> Task details: Search the data below for "euro"; list each line that holds it.

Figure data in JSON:

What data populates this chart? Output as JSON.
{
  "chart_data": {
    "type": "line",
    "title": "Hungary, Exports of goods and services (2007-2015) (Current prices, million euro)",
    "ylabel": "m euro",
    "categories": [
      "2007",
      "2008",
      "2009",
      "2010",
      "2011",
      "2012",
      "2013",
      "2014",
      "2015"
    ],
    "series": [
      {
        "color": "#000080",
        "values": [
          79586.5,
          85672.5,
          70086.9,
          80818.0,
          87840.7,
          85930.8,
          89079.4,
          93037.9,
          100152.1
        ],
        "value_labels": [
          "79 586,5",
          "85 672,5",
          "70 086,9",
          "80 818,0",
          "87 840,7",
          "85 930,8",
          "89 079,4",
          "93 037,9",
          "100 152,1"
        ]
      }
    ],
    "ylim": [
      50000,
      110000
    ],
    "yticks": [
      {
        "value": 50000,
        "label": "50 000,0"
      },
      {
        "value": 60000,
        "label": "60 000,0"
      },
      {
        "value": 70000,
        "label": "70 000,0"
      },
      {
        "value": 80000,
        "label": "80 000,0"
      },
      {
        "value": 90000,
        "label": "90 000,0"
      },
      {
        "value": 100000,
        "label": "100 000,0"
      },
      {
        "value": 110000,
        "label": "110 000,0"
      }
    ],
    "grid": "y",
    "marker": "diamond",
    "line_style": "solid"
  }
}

> Solution to the problem:
    "title": "Hungary, Exports of goods and services (2007-2015) (Current prices, million euro)",
    "ylabel": "m euro",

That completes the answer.